▶ **TO DO**
Collect the lines of the entries where "text" shows up.

########################################

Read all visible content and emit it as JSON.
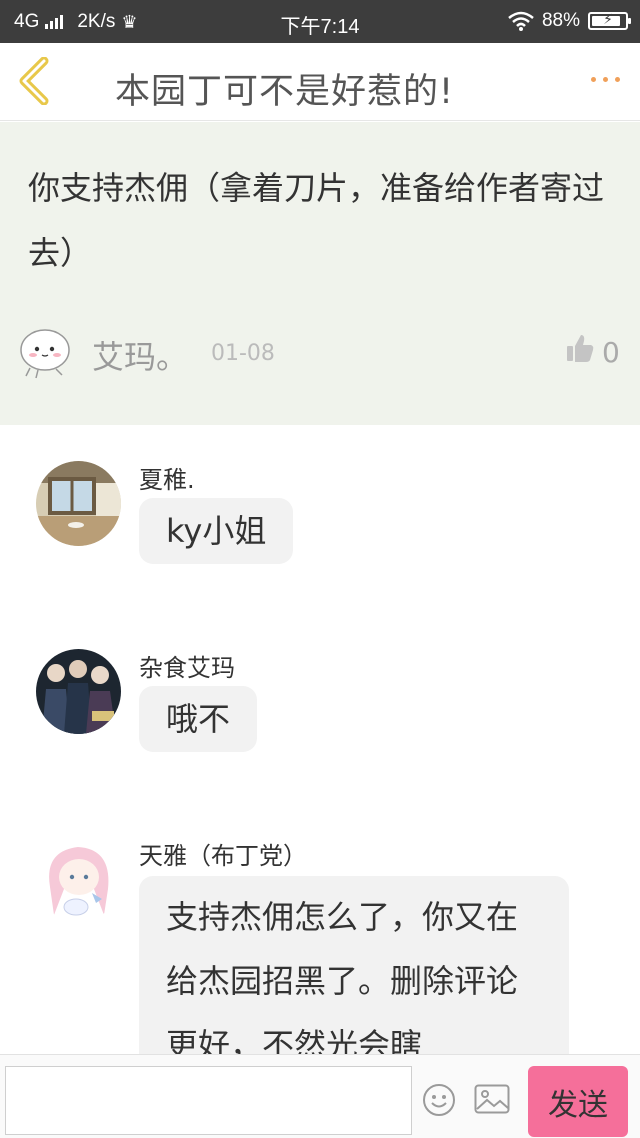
{
  "status_bar": {
    "network": "4G",
    "speed": "2K/s",
    "time": "下午7:14",
    "battery": "88%",
    "battery_level": 0.88
  },
  "header": {
    "title": "本园丁可不是好惹的!",
    "back_icon": "chevron-left-icon",
    "more_icon": "more-dots-icon",
    "accent_color": "#f0a05a"
  },
  "post": {
    "text": "你支持杰佣（拿着刀片，准备给作者寄过去）",
    "author": "艾玛。",
    "date": "01-08",
    "likes": "0",
    "background": "#f0f3ec"
  },
  "comments": [
    {
      "name": "夏稚.",
      "text": "ky小姐"
    },
    {
      "name": "杂食艾玛",
      "text": "哦不"
    },
    {
      "name": "天雅（布丁党）",
      "text": "支持杰佣怎么了，你又在给杰园招黑了。删除评论更好，不然光会瞎"
    }
  ],
  "input_bar": {
    "placeholder": "",
    "send_label": "发送",
    "send_color": "#f56f9a"
  }
}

########################################

▶ **EXERCISE SOLUTION**
    "text": "你支持杰佣（拿着刀片，准备给作者寄过去）",
      "text": "ky小姐"
      "text": "哦不"
      "text": "支持杰佣怎么了，你又在给杰园招黑了。删除评论更好，不然光会瞎"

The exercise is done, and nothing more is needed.